[Entries taken from a collection]
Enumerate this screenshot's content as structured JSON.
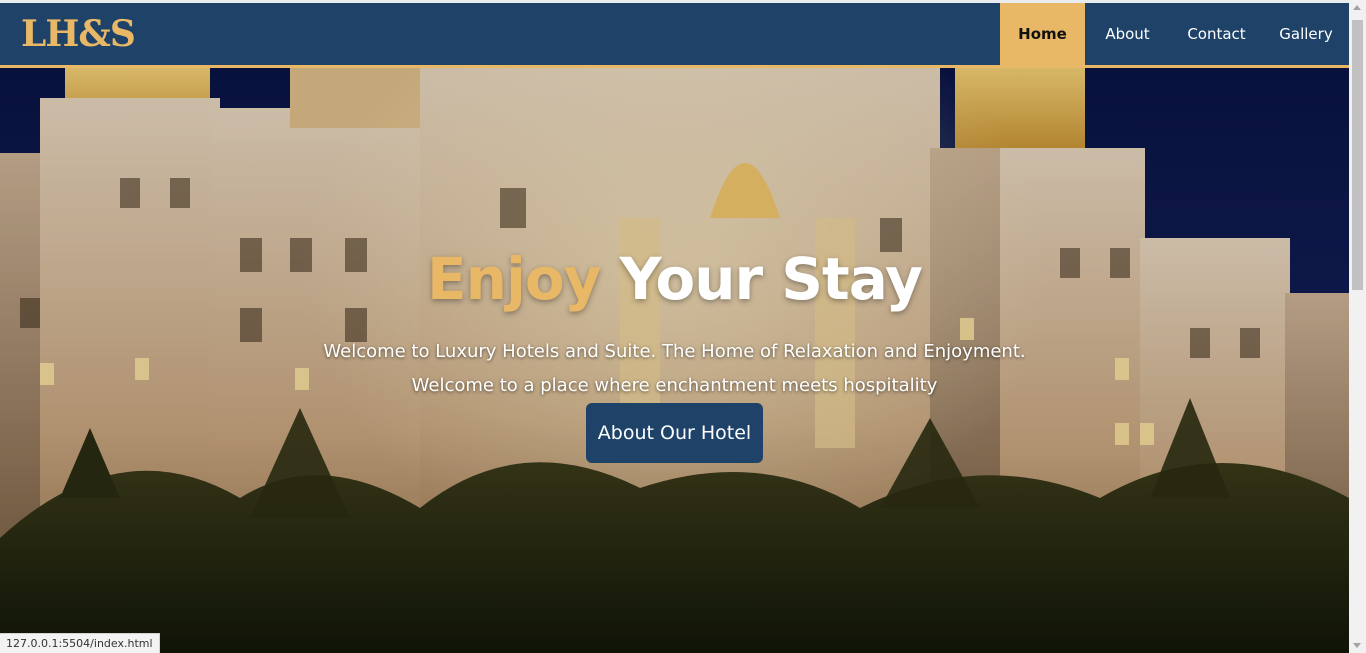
{
  "brand": {
    "logo_text": "LH&S"
  },
  "nav": {
    "items": [
      {
        "label": "Home",
        "active": true
      },
      {
        "label": "About",
        "active": false
      },
      {
        "label": "Contact",
        "active": false
      },
      {
        "label": "Gallery",
        "active": false
      }
    ]
  },
  "hero": {
    "title_accent": "Enjoy",
    "title_rest": " Your Stay",
    "line1": "Welcome to Luxury Hotels and Suite. The Home of Relaxation and Enjoyment.",
    "line2": "Welcome to a place where enchantment meets hospitality",
    "cta_label": "About Our Hotel"
  },
  "status_bar": {
    "url": "127.0.0.1:5504/index.html"
  },
  "colors": {
    "navy": "#1e4268",
    "gold": "#e9b867",
    "white": "#ffffff"
  }
}
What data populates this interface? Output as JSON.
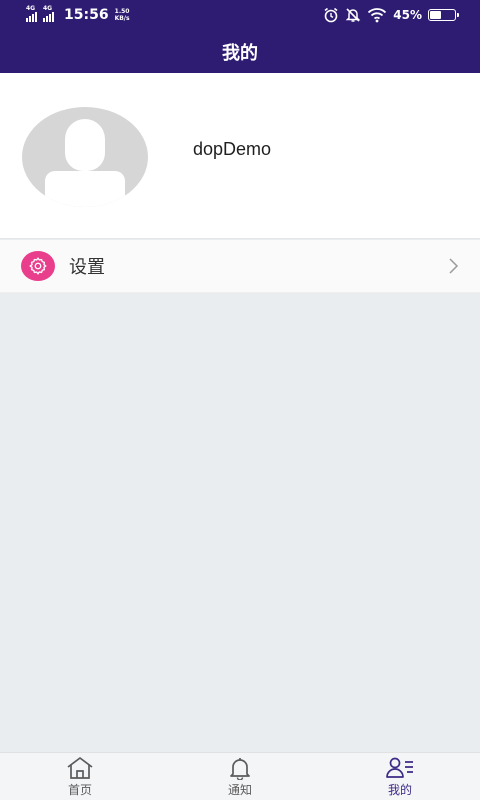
{
  "status_bar": {
    "network1": "4G",
    "network2": "4G",
    "time": "15:56",
    "speed_value": "1.50",
    "speed_unit": "KB/s",
    "battery_pct": "45%",
    "battery_level": 0.45
  },
  "header": {
    "title": "我的"
  },
  "profile": {
    "username": "dopDemo"
  },
  "menu": {
    "items": [
      {
        "label": "设置",
        "icon": "gear-icon"
      }
    ]
  },
  "bottom_nav": {
    "items": [
      {
        "label": "首页",
        "icon": "home-icon"
      },
      {
        "label": "通知",
        "icon": "bell-icon"
      },
      {
        "label": "我的",
        "icon": "user-list-icon",
        "active": true
      }
    ]
  },
  "colors": {
    "primary": "#2e1c72",
    "active_tab": "#3d2a86",
    "settings_icon_bg": "#e83e8c",
    "page_bg": "#eaedef"
  }
}
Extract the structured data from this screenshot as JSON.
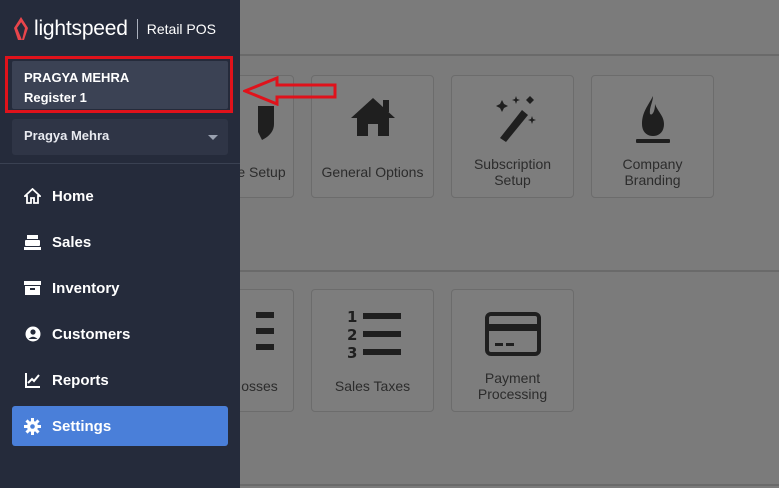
{
  "brand": {
    "logo_text": "lightspeed",
    "product": "Retail POS"
  },
  "sidebar": {
    "user_name_caps": "PRAGYA MEHRA",
    "register": "Register 1",
    "user_select": "Pragya Mehra",
    "nav": [
      {
        "label": "Home",
        "icon": "home-icon"
      },
      {
        "label": "Sales",
        "icon": "register-icon"
      },
      {
        "label": "Inventory",
        "icon": "box-icon"
      },
      {
        "label": "Customers",
        "icon": "user-circle-icon"
      },
      {
        "label": "Reports",
        "icon": "chart-line-icon"
      },
      {
        "label": "Settings",
        "icon": "gear-icon",
        "active": true
      }
    ]
  },
  "settings": {
    "row1": [
      {
        "label_line1": "e Setup",
        "label_line2": ""
      },
      {
        "label_line1": "General Options",
        "label_line2": ""
      },
      {
        "label_line1": "Subscription",
        "label_line2": "Setup"
      },
      {
        "label_line1": "Company",
        "label_line2": "Branding"
      }
    ],
    "row2": [
      {
        "label_line1": "osses",
        "label_line2": ""
      },
      {
        "label_line1": "Sales Taxes",
        "label_line2": ""
      },
      {
        "label_line1": "Payment",
        "label_line2": "Processing"
      }
    ]
  },
  "colors": {
    "sidebar_bg": "#252b3b",
    "active_nav": "#4a7fd9",
    "annotation_red": "#e0121b",
    "logo_red": "#e8454b"
  }
}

> [Instructions to follow]:
Answer with one number only: how many lines above contain the word "this".

> [Correct answer]:
3